- **Materials provided**

----------

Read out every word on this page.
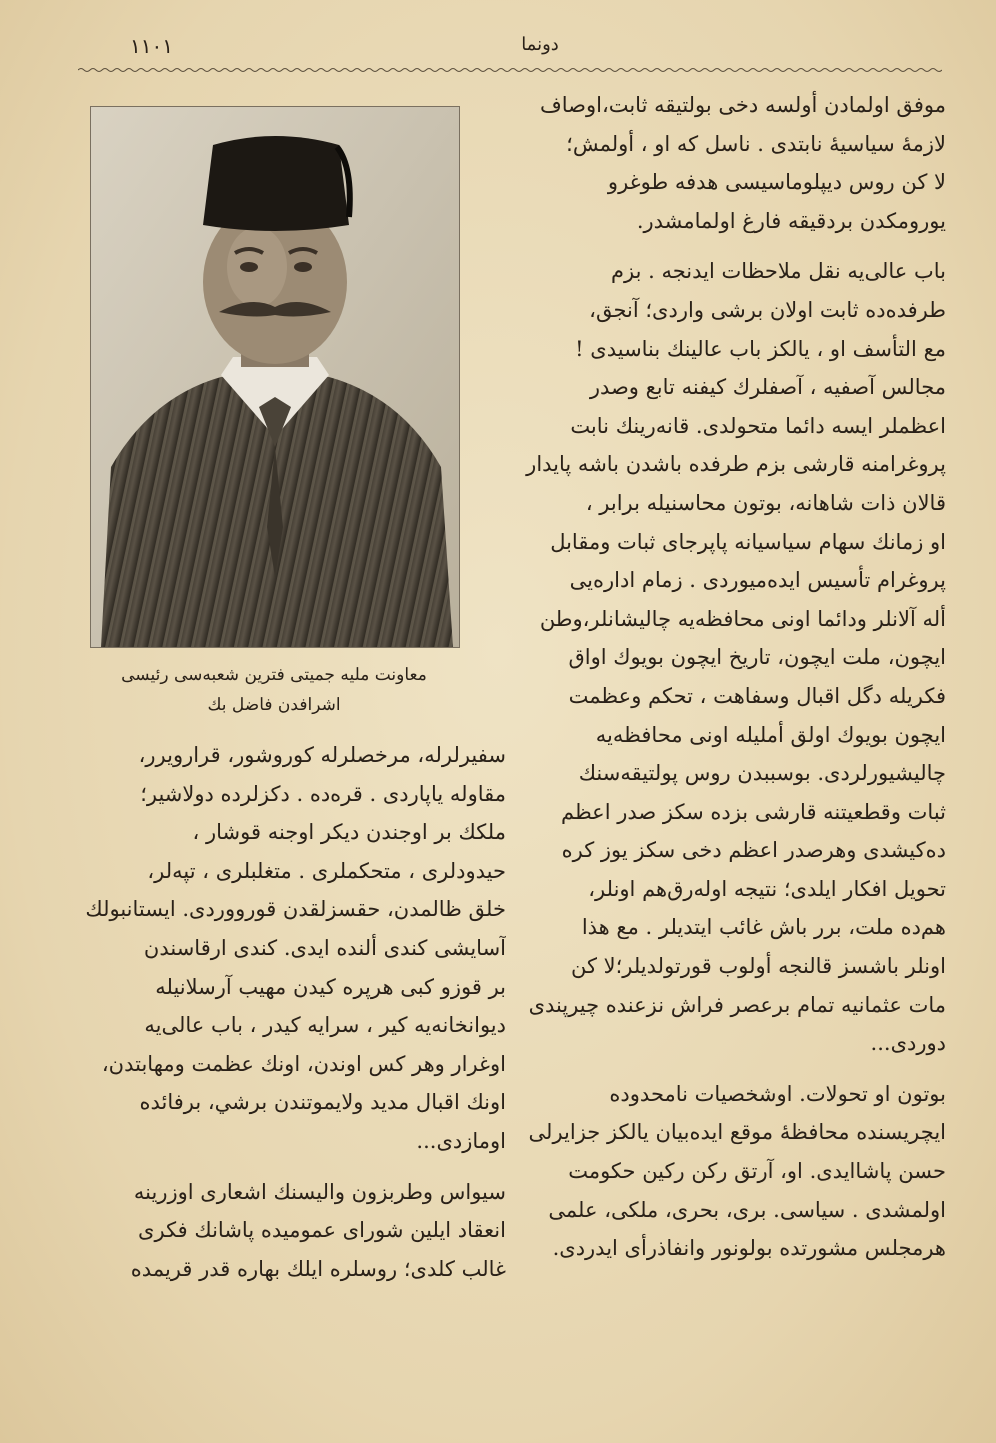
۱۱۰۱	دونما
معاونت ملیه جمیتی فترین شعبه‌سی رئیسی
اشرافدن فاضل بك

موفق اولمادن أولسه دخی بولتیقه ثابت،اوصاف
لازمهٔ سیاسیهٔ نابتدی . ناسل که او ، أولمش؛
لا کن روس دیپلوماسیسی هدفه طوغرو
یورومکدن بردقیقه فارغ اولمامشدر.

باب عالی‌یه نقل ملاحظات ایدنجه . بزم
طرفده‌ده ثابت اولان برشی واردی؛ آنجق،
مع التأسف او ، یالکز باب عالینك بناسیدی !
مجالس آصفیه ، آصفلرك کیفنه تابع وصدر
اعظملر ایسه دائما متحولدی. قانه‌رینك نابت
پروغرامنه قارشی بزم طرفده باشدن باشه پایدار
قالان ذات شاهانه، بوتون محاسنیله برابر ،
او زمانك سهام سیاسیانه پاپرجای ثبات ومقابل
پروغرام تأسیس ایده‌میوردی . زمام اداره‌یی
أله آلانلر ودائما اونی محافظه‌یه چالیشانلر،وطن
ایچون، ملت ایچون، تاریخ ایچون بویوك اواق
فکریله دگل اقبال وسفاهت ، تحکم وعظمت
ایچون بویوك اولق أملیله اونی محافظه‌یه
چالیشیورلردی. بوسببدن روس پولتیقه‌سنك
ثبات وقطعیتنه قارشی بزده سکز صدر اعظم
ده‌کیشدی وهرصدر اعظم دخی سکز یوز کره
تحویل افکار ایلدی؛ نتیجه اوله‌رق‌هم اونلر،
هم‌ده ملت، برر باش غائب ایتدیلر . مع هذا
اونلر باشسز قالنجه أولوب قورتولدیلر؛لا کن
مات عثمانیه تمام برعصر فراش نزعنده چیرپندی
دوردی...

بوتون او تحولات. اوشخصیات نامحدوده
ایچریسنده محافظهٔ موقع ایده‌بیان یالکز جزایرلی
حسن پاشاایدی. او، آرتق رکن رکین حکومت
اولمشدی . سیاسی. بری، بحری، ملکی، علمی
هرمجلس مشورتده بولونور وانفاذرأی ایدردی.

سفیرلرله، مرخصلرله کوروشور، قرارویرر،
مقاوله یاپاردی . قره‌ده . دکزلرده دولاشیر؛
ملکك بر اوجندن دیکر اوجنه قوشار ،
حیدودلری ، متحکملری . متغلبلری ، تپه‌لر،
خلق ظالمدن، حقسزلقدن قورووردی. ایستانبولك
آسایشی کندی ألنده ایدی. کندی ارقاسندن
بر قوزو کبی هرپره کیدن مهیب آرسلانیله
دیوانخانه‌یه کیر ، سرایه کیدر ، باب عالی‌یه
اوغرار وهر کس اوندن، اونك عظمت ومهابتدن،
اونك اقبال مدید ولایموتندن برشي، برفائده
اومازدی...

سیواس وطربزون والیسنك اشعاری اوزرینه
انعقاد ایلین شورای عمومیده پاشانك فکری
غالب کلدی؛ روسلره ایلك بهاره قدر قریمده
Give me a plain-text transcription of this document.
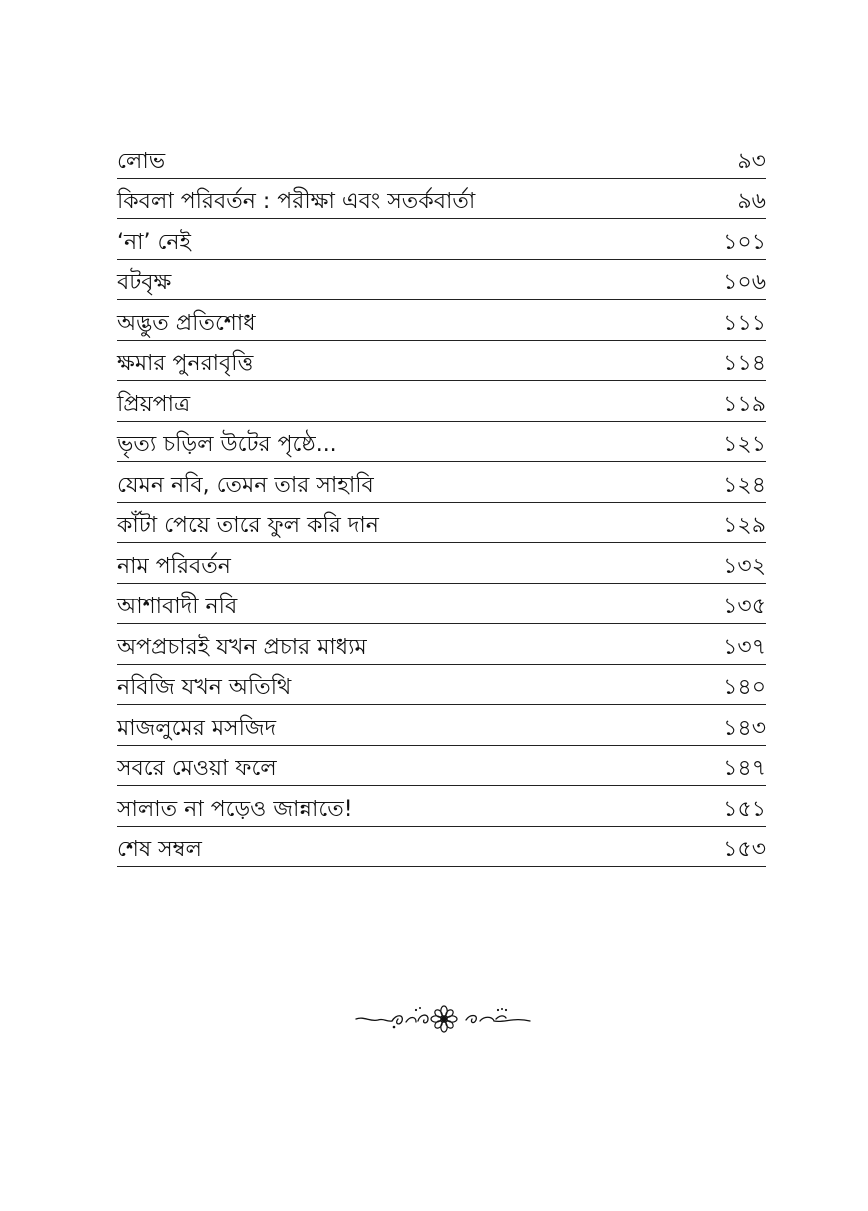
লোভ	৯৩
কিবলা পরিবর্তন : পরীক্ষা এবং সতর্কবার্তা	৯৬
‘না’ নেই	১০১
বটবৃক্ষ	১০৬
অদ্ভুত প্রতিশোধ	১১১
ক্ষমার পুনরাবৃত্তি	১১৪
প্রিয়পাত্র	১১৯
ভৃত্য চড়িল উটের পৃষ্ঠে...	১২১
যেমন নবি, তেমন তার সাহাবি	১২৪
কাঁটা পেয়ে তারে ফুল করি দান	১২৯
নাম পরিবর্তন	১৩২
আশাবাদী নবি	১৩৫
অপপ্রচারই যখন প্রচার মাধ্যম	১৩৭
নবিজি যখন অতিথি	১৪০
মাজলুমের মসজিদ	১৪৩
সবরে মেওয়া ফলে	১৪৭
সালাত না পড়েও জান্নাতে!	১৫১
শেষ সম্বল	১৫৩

----------

- **What this task involves**
Please retype the lines from the one that contains "Give me a plain-text" to the final line of the records, both included, exactly as written and without any pictures.

- **Answer in full**
Give me a plain-text transcription of this document.
লোভ	৯৩
কিবলা পরিবর্তন : পরীক্ষা এবং সতর্কবার্তা	৯৬
‘না’ নেই	১০১
বটবৃক্ষ	১০৬
অদ্ভুত প্রতিশোধ	১১১
ক্ষমার পুনরাবৃত্তি	১১৪
প্রিয়পাত্র	১১৯
ভৃত্য চড়িল উটের পৃষ্ঠে...	১২১
যেমন নবি, তেমন তার সাহাবি	১২৪
কাঁটা পেয়ে তারে ফুল করি দান	১২৯
নাম পরিবর্তন	১৩২
আশাবাদী নবি	১৩৫
অপপ্রচারই যখন প্রচার মাধ্যম	১৩৭
নবিজি যখন অতিথি	১৪০
মাজলুমের মসজিদ	১৪৩
সবরে মেওয়া ফলে	১৪৭
সালাত না পড়েও জান্নাতে!	১৫১
শেষ সম্বল	১৫৩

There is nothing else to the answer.